Task:
Word for word, set down the records and skip each picture.

----- Material supplied -----

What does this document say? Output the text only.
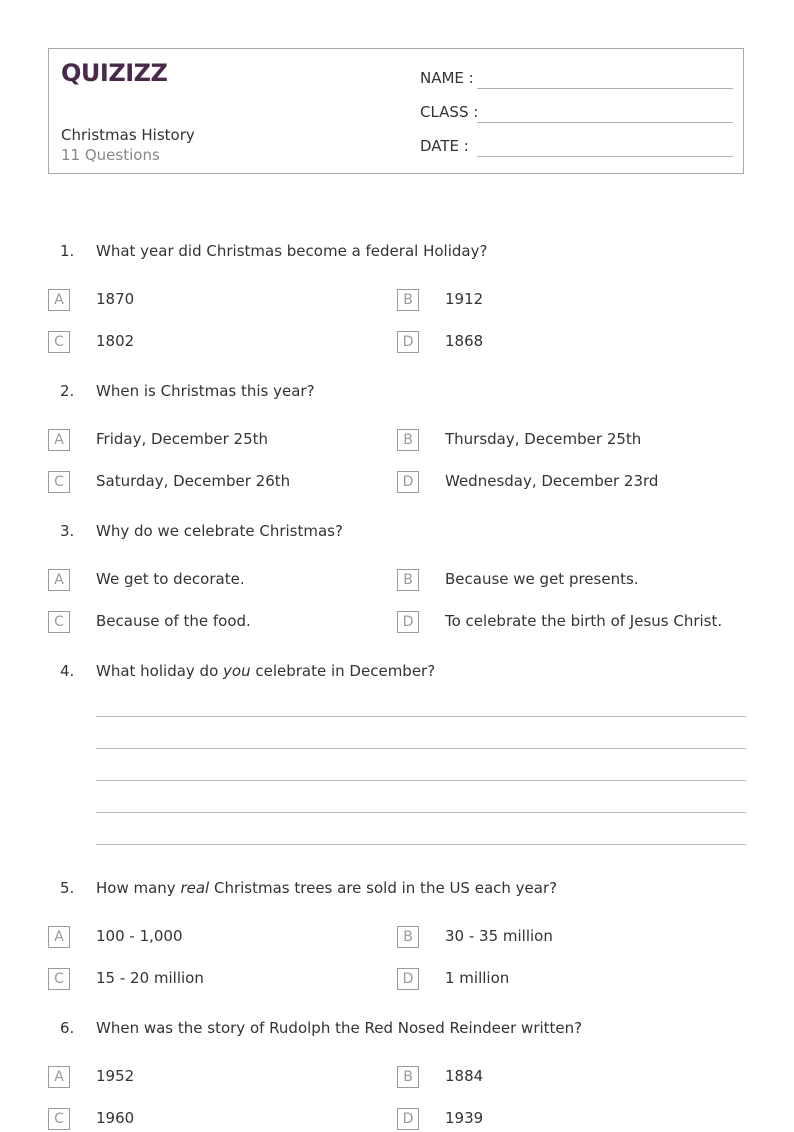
QUIZIZZ
Christmas History
11 Questions
NAME :
CLASS :
DATE :
1. What year did Christmas become a federal Holiday?
A	1870	B	1912
C	1802	D	1868
2. When is Christmas this year?
A	Friday, December 25th	B	Thursday, December 25th
C	Saturday, December 26th	D	Wednesday, December 23rd
3. Why do we celebrate Christmas?
A	We get to decorate.	B	Because we get presents.
C	Because of the food.	D	To celebrate the birth of Jesus Christ.
4. What holiday do you celebrate in December?
5. How many real Christmas trees are sold in the US each year?
A	100 - 1,000	B	30 - 35 million
C	15 - 20 million	D	1 million
6. When was the story of Rudolph the Red Nosed Reindeer written?
A	1952	B	1884
C	1960	D	1939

-----

Full response:
What does this document say? Output the text only.
QUIZIZZ
Christmas History
11 Questions
NAME :
CLASS :
DATE :
1. What year did Christmas become a federal Holiday?
A	1870	B	1912
C	1802	D	1868
2. When is Christmas this year?
A	Friday, December 25th	B	Thursday, December 25th
C	Saturday, December 26th	D	Wednesday, December 23rd
3. Why do we celebrate Christmas?
A	We get to decorate.	B	Because we get presents.
C	Because of the food.	D	To celebrate the birth of Jesus Christ.
4. What holiday do you celebrate in December?
5. How many real Christmas trees are sold in the US each year?
A	100 - 1,000	B	30 - 35 million
C	15 - 20 million	D	1 million
6. When was the story of Rudolph the Red Nosed Reindeer written?
A	1952	B	1884
C	1960	D	1939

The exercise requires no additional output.